--- START Dataset records ---
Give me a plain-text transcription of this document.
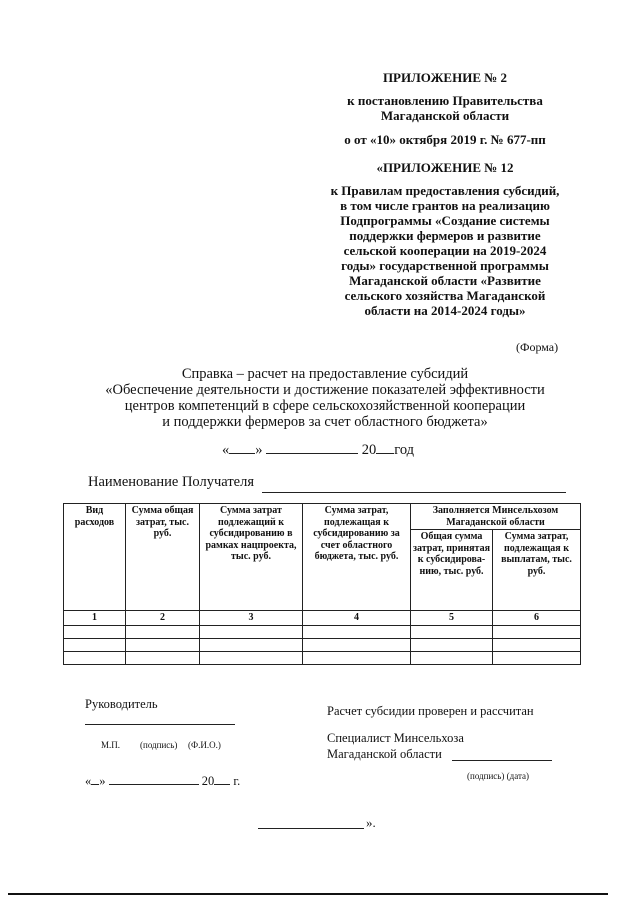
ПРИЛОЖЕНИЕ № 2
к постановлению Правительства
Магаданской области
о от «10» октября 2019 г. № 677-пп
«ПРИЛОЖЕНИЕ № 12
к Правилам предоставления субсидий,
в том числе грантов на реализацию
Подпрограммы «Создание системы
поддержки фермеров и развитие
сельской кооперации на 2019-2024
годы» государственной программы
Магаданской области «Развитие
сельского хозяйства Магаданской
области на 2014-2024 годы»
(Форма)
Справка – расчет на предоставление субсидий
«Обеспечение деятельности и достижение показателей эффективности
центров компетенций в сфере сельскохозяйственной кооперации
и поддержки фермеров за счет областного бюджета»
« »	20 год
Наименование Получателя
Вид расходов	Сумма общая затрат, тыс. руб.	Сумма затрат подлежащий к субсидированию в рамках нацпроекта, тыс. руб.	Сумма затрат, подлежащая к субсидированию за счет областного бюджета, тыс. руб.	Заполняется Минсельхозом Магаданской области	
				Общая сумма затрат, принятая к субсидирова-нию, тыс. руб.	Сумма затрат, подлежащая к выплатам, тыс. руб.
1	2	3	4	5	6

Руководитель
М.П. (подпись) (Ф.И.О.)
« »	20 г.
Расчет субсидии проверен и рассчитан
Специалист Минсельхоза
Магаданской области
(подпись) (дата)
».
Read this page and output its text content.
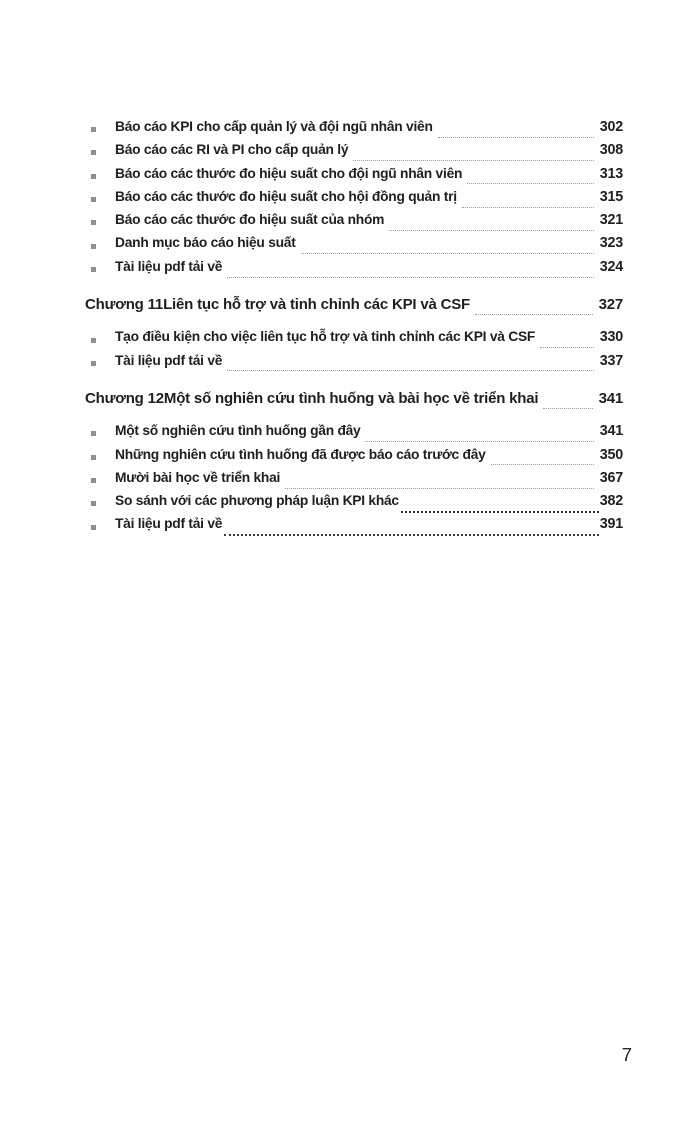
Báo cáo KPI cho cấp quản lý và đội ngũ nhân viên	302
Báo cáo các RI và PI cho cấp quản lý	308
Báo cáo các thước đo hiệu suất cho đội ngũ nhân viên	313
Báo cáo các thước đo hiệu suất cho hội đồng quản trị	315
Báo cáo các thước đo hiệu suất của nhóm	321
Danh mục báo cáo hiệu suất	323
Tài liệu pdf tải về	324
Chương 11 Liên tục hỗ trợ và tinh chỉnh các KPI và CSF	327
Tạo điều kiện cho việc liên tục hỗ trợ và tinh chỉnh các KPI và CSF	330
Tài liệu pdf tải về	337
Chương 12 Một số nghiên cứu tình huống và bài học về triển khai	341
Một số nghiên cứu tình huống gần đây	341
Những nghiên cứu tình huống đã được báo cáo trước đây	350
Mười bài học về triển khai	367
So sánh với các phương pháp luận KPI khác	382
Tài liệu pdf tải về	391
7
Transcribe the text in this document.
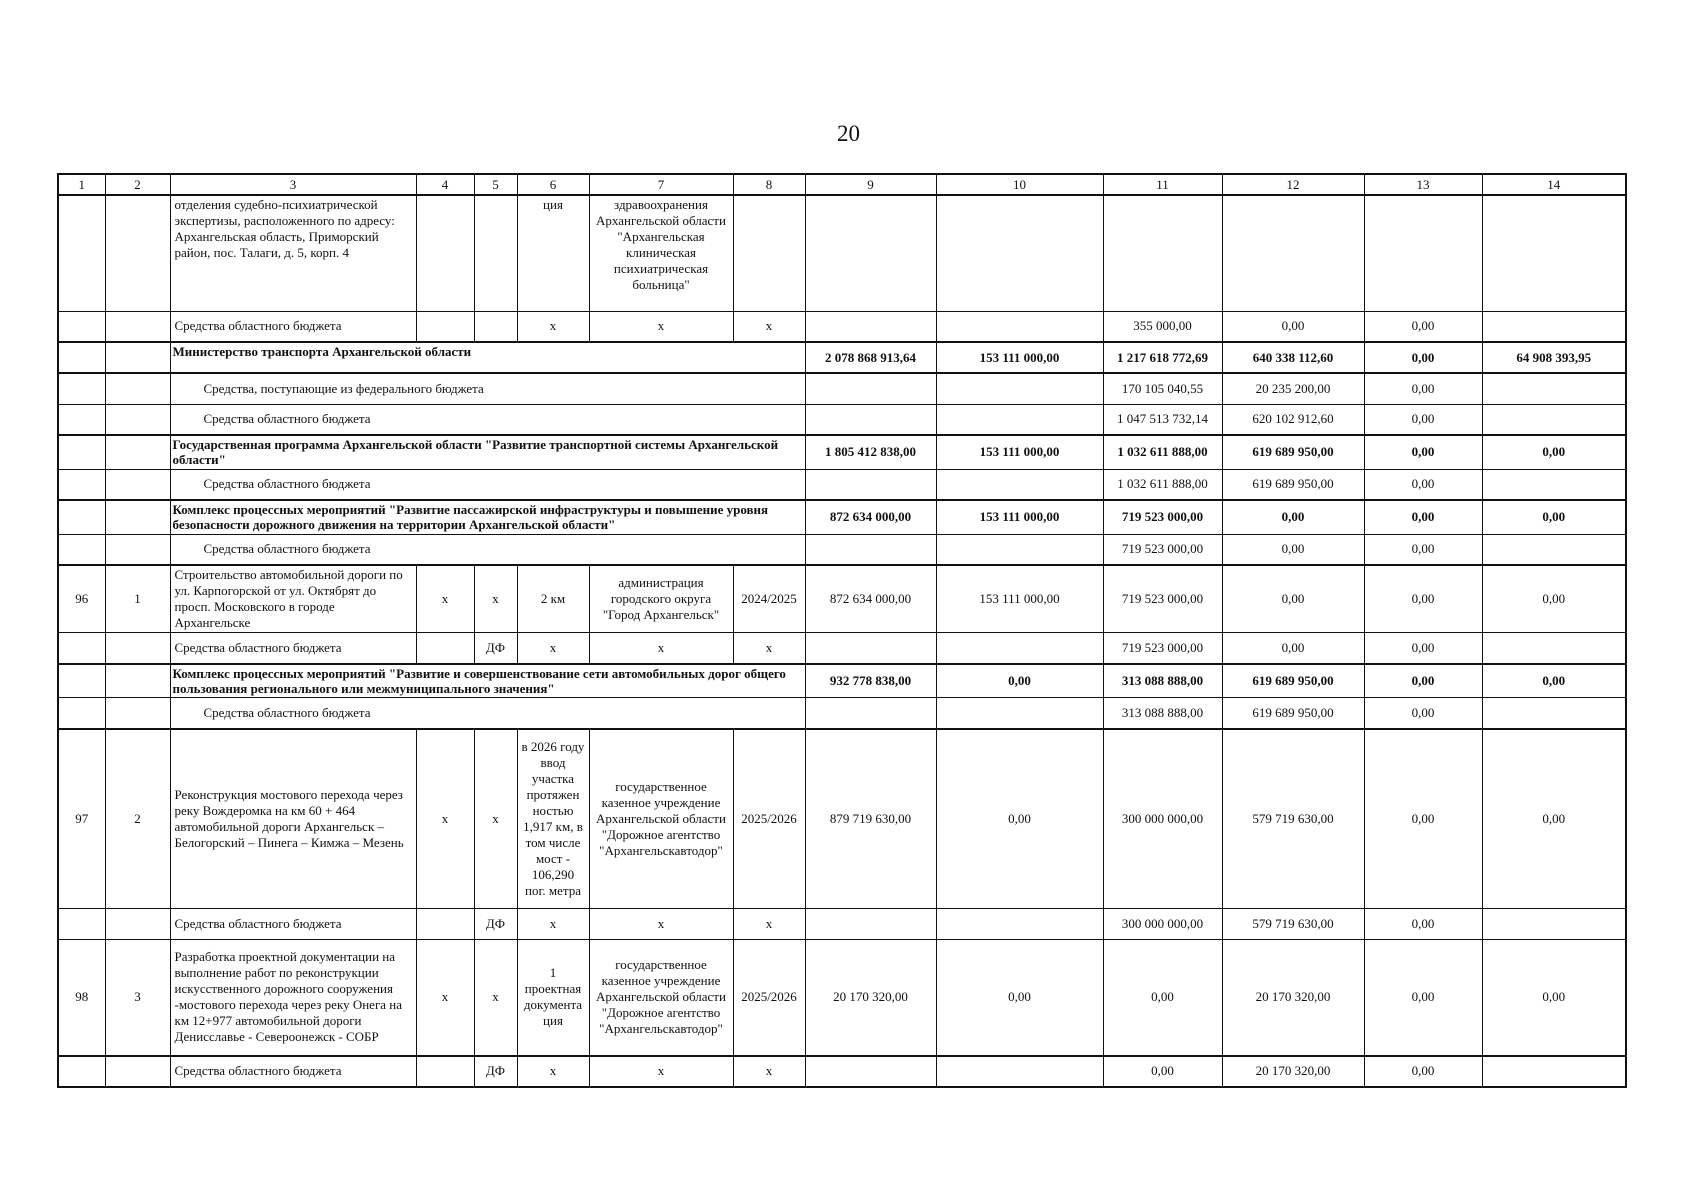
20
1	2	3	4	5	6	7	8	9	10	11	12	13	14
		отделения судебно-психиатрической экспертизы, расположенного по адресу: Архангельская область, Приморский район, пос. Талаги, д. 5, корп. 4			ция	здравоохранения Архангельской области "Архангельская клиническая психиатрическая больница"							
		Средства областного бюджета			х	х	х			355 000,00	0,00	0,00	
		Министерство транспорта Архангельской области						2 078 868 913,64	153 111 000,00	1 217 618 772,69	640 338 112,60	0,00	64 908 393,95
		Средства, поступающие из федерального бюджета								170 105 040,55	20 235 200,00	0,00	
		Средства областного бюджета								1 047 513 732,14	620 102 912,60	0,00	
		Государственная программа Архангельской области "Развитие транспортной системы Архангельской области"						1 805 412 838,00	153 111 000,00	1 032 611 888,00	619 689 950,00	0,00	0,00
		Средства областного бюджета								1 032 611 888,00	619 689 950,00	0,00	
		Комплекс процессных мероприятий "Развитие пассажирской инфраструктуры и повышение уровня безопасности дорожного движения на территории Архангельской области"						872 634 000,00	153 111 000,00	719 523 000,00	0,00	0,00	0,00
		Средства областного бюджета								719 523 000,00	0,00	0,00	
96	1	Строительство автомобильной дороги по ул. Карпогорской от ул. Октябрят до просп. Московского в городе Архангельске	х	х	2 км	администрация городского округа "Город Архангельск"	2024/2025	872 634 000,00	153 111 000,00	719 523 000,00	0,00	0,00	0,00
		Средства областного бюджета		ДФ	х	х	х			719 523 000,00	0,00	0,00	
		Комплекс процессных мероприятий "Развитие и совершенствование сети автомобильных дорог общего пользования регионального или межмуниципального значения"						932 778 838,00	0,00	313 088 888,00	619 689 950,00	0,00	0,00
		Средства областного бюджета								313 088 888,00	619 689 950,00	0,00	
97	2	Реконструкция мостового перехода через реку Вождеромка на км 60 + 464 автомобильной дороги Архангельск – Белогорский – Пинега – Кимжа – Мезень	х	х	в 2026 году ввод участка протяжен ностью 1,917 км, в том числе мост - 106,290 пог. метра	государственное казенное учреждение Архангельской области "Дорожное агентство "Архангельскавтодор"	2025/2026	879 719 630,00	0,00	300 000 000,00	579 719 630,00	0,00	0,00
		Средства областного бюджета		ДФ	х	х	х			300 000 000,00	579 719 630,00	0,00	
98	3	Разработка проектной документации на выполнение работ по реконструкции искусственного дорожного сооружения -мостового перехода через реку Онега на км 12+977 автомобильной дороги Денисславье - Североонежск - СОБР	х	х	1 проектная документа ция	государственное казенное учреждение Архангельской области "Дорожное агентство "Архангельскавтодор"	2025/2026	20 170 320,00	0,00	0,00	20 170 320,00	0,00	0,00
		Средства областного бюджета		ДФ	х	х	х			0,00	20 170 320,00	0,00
--- END Dataset records ---
● Exercise aim
Read through the entries and copy every line that includes "бюджета".

● Expected output
и поддержки фермеров за счет областного бюджета»
Вид расходов	Сумма общая затрат, тыс. руб.	Сумма затрат подлежащий к субсидированию в рамках нацпроекта, тыс. руб.	Сумма затрат, подлежащая к субсидированию за счет областного бюджета, тыс. руб.	Заполняется Минсельхозом Магаданской области	
		Средства областного бюджета			х	х	х			355 000,00	0,00	0,00	
		Средства, поступающие из федерального бюджета								170 105 040,55	20 235 200,00	0,00	
		Средства областного бюджета								1 047 513 732,14	620 102 912,60	0,00	
		Средства областного бюджета								1 032 611 888,00	619 689 950,00	0,00	
		Средства областного бюджета								719 523 000,00	0,00	0,00	
		Средства областного бюджета		ДФ	х	х	х			719 523 000,00	0,00	0,00	
		Средства областного бюджета								313 088 888,00	619 689 950,00	0,00	
		Средства областного бюджета		ДФ	х	х	х			300 000 000,00	579 719 630,00	0,00	
		Средства областного бюджета		ДФ	х	х	х			0,00	20 170 320,00	0,00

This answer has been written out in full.